What you should do = All the records that follow need to be reproduced exactly. Omit the images.

Supplied information =

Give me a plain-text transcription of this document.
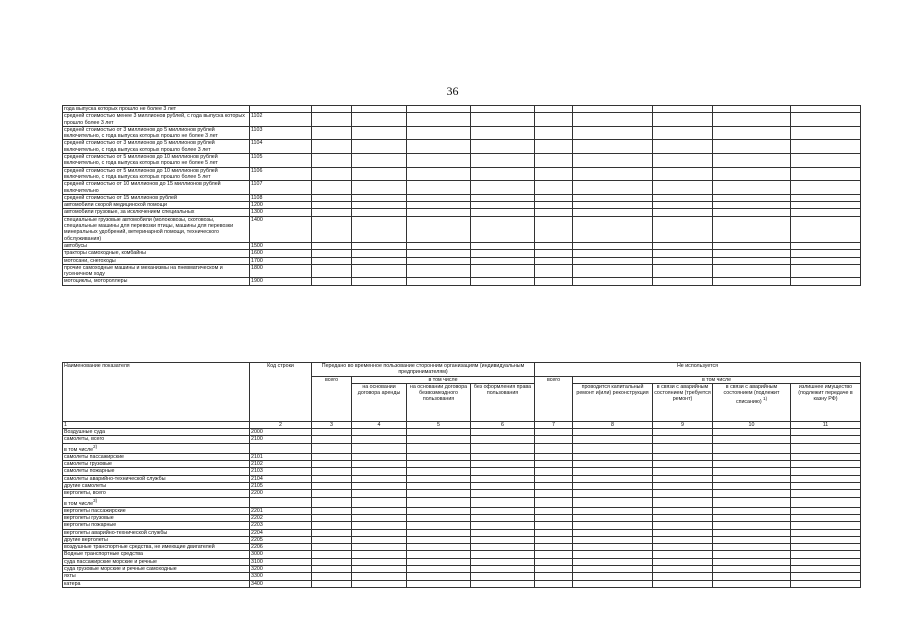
36
года выпуска которых прошло не более 3 лет										
средней стоимостью менее 3 миллионов рублей, с года выпуска которых прошло более 3 лет	1102									
средней стоимостью от 3 миллионов до 5 миллионов рублей включительно, с года выпуска которых прошло не более 3 лет	1103									
средней стоимостью от 3 миллионов до 5 миллионов рублей включительно, с года выпуска которых прошло более 3 лет	1104									
средней стоимостью от 5 миллионов до 10 миллионов рублей включительно, с года выпуска которых прошло не более 5 лет	1105									
средней стоимостью от 5 миллионов до 10 миллионов рублей включительно, с года выпуска которых прошло более 5 лет	1106									
средней стоимостью от 10 миллионов до 15 миллионов рублей включительно	1107									
средней стоимостью от 15 миллионов рублей	1108									
автомобили скорой медицинской помощи	1200									
автомобили грузовые, за исключением специальных	1300									
специальные грузовые автомобили (молоковозы, скотовозы, специальные машины для перевозки птицы, машины для перевозки минеральных удобрений, ветеринарной помощи, технического обслуживания)	1400									
автобусы	1500									
тракторы самоходные, комбайны	1600									
мотосани, снегоходы	1700									
прочие самоходные машины и механизмы на пневматическом и гусеничном ходу	1800									
мотоциклы, мотороллеры	1900									
Наименование показателя	Код строки	Передано во временное пользование сторонним организациям (индивидуальным предпринимателям)				Не используется				
		всего	в том числе			всего	в том числе			
			на основании договора аренды	на основании договора безвозмездного пользования	без оформления права пользования		проводится капитальный ремонт и(или) реконструкция	в связи с аварийным состоянием (требуется ремонт)	в связи с аварийным состоянием (подлежит списанию) $^{1)}$	излишнее имущество (подлежит передаче в казну РФ)
1	2	3	4	5	6	7	8	9	10	11
Воздушные суда	2000									
самолеты, всего	2100									
в том числе$^{2)}$										
самолеты пассажирские	2101									
самолеты грузовые	2102									
самолеты пожарные	2103									
самолеты аварийно-технической службы	2104									
другие самолеты	2105									
вертолеты, всего	2200									
в том числе$^{3)}$										
вертолеты пассажирские	2201									
вертолеты грузовые	2202									
вертолеты пожарные	2203									
вертолеты аварийно-технической службы	2204									
другие вертолеты	2205									
воздушные транспортные средства, не имеющие двигателей	2206									
Водные транспортные средства	3000									
суда пассажирские морские и речные	3100									
суда грузовые морские и речные самоходные	3200									
яхты	3300									
катера	3400									
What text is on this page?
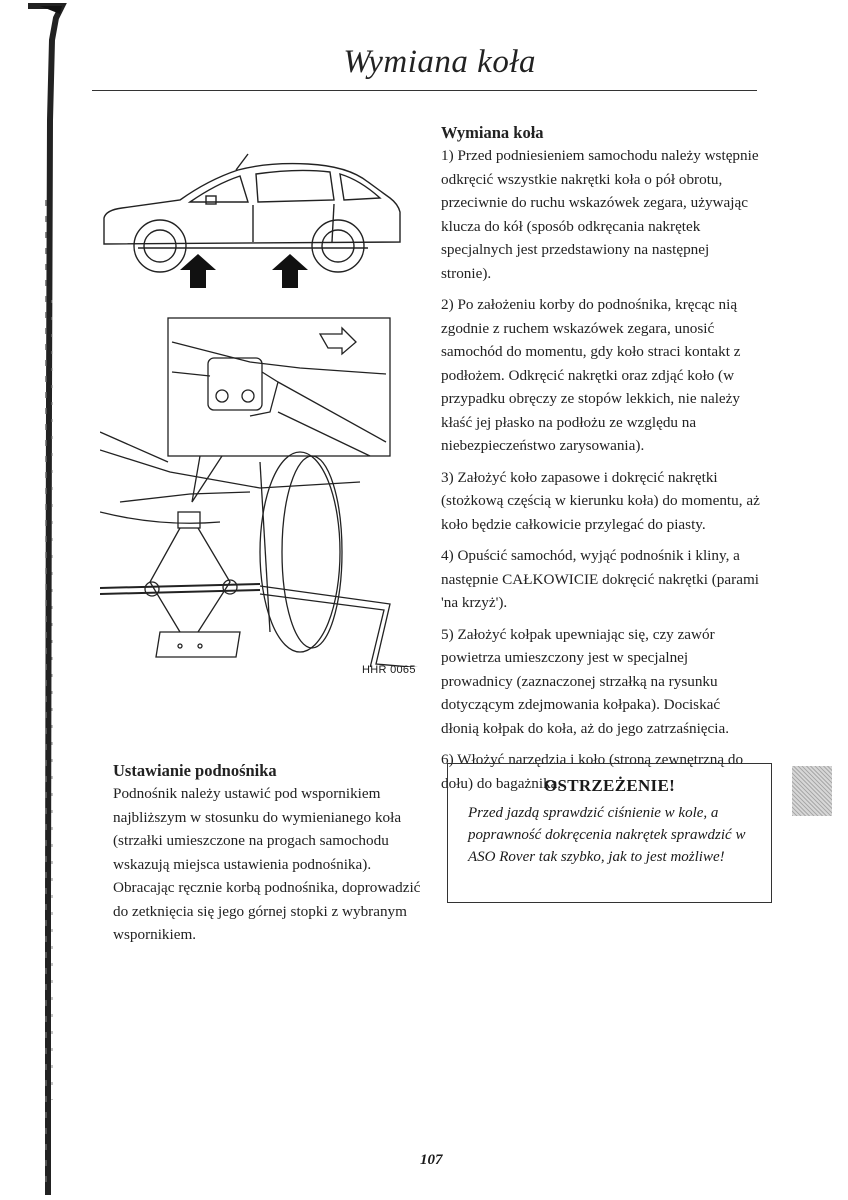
Wymiana koła
HHR 0065
Wymiana koła

1) Przed podniesieniem samochodu należy wstępnie odkręcić wszystkie nakrętki koła o pół obrotu, przeciwnie do ruchu wskazówek zegara, używając klucza do kół (sposób odkręcania nakrętek specjalnych jest przedstawiony na następnej stronie).

2) Po założeniu korby do podnośnika, kręcąc nią zgodnie z ruchem wskazówek zegara, unosić samochód do momentu, gdy koło straci kontakt z podłożem. Odkręcić nakrętki oraz zdjąć koło (w przypadku obręczy ze stopów lekkich, nie należy kłaść jej płasko na podłożu ze względu na niebezpieczeństwo zarysowania).

3) Założyć koło zapasowe i dokręcić nakrętki (stożkową częścią w kierunku koła) do momentu, aż koło będzie całkowicie przylegać do piasty.

4) Opuścić samochód, wyjąć podnośnik i kliny, a następnie CAŁKOWICIE dokręcić nakrętki (parami 'na krzyż').

5) Założyć kołpak upewniając się, czy zawór powietrza umieszczony jest w specjalnej prowadnicy (zaznaczonej strzałką na rysunku dotyczącym zdejmowania kołpaka). Dociskać dłonią kołpak do koła, aż do jego zatrzaśnięcia.

6) Włożyć narzędzia i koło (stroną zewnętrzną do dołu) do bagażnika.

Ustawianie podnośnika

Podnośnik należy ustawić pod wspornikiem najbliższym w stosunku do wymienianego koła (strzałki umieszczone na progach samochodu wskazują miejsca ustawienia podnośnika). Obracając ręcznie korbą podnośnika, doprowadzić do zetknięcia się jego górnej stopki z wybranym wspornikiem.

OSTRZEŻENIE!
Przed jazdą sprawdzić ciśnienie w kole, a poprawność dokręcenia nakrętek sprawdzić w ASO Rover tak szybko, jak to jest możliwe!
107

Result =
Give me a plain-text transcription of this document.
36
года выпуска которых прошло не более 3 лет										
средней стоимостью менее 3 миллионов рублей, с года выпуска которых прошло более 3 лет	1102									
средней стоимостью от 3 миллионов до 5 миллионов рублей включительно, с года выпуска которых прошло не более 3 лет	1103									
средней стоимостью от 3 миллионов до 5 миллионов рублей включительно, с года выпуска которых прошло более 3 лет	1104									
средней стоимостью от 5 миллионов до 10 миллионов рублей включительно, с года выпуска которых прошло не более 5 лет	1105									
средней стоимостью от 5 миллионов до 10 миллионов рублей включительно, с года выпуска которых прошло более 5 лет	1106									
средней стоимостью от 10 миллионов до 15 миллионов рублей включительно	1107									
средней стоимостью от 15 миллионов рублей	1108									
автомобили скорой медицинской помощи	1200									
автомобили грузовые, за исключением специальных	1300									
специальные грузовые автомобили (молоковозы, скотовозы, специальные машины для перевозки птицы, машины для перевозки минеральных удобрений, ветеринарной помощи, технического обслуживания)	1400									
автобусы	1500									
тракторы самоходные, комбайны	1600									
мотосани, снегоходы	1700									
прочие самоходные машины и механизмы на пневматическом и гусеничном ходу	1800									
мотоциклы, мотороллеры	1900									
Наименование показателя	Код строки	Передано во временное пользование сторонним организациям (индивидуальным предпринимателям)				Не используется				
		всего	в том числе			всего	в том числе			
			на основании договора аренды	на основании договора безвозмездного пользования	без оформления права пользования		проводится капитальный ремонт и(или) реконструкция	в связи с аварийным состоянием (требуется ремонт)	в связи с аварийным состоянием (подлежит списанию) $^{1)}$	излишнее имущество (подлежит передаче в казну РФ)
1	2	3	4	5	6	7	8	9	10	11
Воздушные суда	2000									
самолеты, всего	2100									
в том числе$^{2)}$										
самолеты пассажирские	2101									
самолеты грузовые	2102									
самолеты пожарные	2103									
самолеты аварийно-технической службы	2104									
другие самолеты	2105									
вертолеты, всего	2200									
в том числе$^{3)}$										
вертолеты пассажирские	2201									
вертолеты грузовые	2202									
вертолеты пожарные	2203									
вертолеты аварийно-технической службы	2204									
другие вертолеты	2205									
воздушные транспортные средства, не имеющие двигателей	2206									
Водные транспортные средства	3000									
суда пассажирские морские и речные	3100									
суда грузовые морские и речные самоходные	3200									
яхты	3300									
катера	3400									
What text is on this page?
Wymiana koła
HHR 0065
Wymiana koła

1) Przed podniesieniem samochodu należy wstępnie odkręcić wszystkie nakrętki koła o pół obrotu, przeciwnie do ruchu wskazówek zegara, używając klucza do kół (sposób odkręcania nakrętek specjalnych jest przedstawiony na następnej stronie).

2) Po założeniu korby do podnośnika, kręcąc nią zgodnie z ruchem wskazówek zegara, unosić samochód do momentu, gdy koło straci kontakt z podłożem. Odkręcić nakrętki oraz zdjąć koło (w przypadku obręczy ze stopów lekkich, nie należy kłaść jej płasko na podłożu ze względu na niebezpieczeństwo zarysowania).

3) Założyć koło zapasowe i dokręcić nakrętki (stożkową częścią w kierunku koła) do momentu, aż koło będzie całkowicie przylegać do piasty.

4) Opuścić samochód, wyjąć podnośnik i kliny, a następnie CAŁKOWICIE dokręcić nakrętki (parami 'na krzyż').

5) Założyć kołpak upewniając się, czy zawór powietrza umieszczony jest w specjalnej prowadnicy (zaznaczonej strzałką na rysunku dotyczącym zdejmowania kołpaka). Dociskać dłonią kołpak do koła, aż do jego zatrzaśnięcia.

6) Włożyć narzędzia i koło (stroną zewnętrzną do dołu) do bagażnika.

Ustawianie podnośnika

Podnośnik należy ustawić pod wspornikiem najbliższym w stosunku do wymienianego koła (strzałki umieszczone na progach samochodu wskazują miejsca ustawienia podnośnika). Obracając ręcznie korbą podnośnika, doprowadzić do zetknięcia się jego górnej stopki z wybranym wspornikiem.

OSTRZEŻENIE!
Przed jazdą sprawdzić ciśnienie w kole, a poprawność dokręcenia nakrętek sprawdzić w ASO Rover tak szybko, jak to jest możliwe!
107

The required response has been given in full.